TO BE DONE: Pull out every line below containing the word "text".
** start TASK DATA **
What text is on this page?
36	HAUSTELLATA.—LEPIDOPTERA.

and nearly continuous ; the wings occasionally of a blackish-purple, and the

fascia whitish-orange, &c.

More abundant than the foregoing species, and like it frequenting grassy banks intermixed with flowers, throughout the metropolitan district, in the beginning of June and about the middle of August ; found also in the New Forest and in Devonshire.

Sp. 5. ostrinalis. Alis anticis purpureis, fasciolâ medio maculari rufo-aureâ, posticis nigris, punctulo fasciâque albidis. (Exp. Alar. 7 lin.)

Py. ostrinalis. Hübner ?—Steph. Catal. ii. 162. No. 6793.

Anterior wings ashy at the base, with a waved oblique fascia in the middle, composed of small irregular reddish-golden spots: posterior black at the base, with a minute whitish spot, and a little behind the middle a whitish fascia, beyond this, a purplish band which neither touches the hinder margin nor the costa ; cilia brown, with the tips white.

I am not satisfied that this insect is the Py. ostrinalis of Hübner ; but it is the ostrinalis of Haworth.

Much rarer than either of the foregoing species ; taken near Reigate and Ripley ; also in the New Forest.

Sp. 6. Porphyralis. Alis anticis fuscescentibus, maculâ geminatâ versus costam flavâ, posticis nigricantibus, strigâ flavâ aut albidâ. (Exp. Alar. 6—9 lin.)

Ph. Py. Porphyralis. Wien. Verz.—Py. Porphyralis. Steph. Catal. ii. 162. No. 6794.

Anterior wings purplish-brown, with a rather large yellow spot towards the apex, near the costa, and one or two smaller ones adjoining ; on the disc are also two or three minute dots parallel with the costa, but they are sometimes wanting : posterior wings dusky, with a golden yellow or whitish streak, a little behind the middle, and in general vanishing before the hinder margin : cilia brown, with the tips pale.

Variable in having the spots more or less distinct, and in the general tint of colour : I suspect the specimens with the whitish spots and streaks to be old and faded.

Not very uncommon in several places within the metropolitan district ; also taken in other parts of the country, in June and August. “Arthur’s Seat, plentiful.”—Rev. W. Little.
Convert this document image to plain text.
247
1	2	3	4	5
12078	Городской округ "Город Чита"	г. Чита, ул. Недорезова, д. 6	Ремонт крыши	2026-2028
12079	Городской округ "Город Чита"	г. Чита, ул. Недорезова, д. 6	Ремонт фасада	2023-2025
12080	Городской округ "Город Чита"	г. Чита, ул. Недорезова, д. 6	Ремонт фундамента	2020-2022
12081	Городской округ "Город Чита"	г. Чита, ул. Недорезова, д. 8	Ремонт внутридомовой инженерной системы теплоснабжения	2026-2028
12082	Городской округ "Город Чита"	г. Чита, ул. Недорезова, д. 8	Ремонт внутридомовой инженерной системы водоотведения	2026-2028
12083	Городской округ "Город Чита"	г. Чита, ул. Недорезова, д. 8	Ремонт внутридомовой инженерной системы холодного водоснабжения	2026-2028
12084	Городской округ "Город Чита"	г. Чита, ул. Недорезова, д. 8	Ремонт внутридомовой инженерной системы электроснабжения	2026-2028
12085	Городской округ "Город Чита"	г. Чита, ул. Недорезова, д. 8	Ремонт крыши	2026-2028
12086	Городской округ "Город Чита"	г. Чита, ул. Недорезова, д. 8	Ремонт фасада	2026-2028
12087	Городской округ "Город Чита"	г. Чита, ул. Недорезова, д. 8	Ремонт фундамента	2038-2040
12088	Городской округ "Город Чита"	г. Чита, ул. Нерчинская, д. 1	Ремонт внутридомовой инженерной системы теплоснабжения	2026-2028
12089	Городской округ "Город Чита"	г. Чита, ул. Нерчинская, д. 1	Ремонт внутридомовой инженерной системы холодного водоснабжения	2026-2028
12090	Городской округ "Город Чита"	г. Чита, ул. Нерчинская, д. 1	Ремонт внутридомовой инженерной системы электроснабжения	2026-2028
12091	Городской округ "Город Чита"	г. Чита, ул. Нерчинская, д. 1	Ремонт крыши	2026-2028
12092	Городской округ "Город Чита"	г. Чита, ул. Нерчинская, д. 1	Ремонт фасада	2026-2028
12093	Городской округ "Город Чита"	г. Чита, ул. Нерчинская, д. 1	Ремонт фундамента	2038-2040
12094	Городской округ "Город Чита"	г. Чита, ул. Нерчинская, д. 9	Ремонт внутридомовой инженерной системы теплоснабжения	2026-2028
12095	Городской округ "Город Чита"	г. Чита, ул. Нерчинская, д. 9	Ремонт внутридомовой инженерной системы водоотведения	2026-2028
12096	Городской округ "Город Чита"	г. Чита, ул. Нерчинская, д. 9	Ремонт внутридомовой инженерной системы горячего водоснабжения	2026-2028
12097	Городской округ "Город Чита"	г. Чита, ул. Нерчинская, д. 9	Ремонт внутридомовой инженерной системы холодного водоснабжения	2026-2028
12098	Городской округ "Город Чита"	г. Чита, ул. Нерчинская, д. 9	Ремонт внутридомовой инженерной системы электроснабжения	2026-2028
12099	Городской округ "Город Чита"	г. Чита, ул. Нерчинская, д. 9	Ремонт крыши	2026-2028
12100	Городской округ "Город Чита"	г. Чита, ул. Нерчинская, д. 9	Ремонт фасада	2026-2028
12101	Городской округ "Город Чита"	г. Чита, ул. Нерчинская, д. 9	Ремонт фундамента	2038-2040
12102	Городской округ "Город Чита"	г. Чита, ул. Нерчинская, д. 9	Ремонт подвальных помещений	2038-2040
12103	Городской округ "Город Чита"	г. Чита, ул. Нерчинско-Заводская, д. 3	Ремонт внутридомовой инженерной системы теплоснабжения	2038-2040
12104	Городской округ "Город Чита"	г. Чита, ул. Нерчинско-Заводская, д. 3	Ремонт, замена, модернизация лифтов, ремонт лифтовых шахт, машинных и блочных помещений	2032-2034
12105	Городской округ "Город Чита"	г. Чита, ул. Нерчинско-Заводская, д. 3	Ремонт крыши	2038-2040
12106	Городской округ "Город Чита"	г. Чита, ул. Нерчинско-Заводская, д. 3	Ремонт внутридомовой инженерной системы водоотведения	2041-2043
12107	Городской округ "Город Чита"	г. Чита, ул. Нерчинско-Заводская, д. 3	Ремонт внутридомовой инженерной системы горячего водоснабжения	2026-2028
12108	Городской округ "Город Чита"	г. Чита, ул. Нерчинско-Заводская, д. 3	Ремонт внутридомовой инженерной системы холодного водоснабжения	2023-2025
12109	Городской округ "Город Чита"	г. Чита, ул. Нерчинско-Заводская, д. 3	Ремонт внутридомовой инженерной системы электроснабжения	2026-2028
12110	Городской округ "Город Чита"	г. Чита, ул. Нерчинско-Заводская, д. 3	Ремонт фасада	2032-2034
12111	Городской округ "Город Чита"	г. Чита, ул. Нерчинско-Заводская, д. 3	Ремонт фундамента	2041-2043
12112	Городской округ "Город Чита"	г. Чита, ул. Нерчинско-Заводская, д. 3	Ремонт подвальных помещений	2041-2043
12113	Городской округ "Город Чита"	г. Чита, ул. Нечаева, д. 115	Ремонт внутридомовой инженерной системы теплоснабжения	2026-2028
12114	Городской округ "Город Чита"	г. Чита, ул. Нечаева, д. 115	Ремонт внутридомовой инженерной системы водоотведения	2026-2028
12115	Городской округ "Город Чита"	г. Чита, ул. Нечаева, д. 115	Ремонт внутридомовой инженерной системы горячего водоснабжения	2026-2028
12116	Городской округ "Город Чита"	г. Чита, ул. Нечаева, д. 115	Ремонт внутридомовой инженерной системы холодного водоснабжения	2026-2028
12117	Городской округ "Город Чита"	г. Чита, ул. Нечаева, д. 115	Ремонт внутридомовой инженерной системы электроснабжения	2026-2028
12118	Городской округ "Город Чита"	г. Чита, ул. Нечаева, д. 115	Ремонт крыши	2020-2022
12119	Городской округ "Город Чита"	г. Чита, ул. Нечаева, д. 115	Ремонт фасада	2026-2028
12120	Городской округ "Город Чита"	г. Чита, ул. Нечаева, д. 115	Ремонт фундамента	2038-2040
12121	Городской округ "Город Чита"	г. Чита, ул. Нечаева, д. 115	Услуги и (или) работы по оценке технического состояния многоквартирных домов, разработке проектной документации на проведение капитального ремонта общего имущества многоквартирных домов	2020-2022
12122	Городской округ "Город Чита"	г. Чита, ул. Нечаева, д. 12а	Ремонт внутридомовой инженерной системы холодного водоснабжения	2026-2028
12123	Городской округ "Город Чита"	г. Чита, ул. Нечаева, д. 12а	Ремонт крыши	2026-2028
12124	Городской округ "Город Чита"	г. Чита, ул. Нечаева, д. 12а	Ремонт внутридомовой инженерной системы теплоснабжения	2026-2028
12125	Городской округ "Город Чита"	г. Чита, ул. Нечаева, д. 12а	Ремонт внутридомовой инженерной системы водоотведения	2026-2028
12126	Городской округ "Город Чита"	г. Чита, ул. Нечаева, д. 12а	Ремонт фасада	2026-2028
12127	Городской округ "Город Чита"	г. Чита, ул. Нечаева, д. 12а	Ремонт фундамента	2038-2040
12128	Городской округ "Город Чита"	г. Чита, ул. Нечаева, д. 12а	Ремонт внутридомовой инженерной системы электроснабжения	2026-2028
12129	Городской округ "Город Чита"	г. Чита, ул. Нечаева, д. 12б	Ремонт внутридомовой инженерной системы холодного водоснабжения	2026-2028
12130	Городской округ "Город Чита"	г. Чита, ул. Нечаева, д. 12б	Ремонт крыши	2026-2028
** end TASK DATA **
FINISHED ANSWER:
What text is on this page?
Convert this document image to plain text.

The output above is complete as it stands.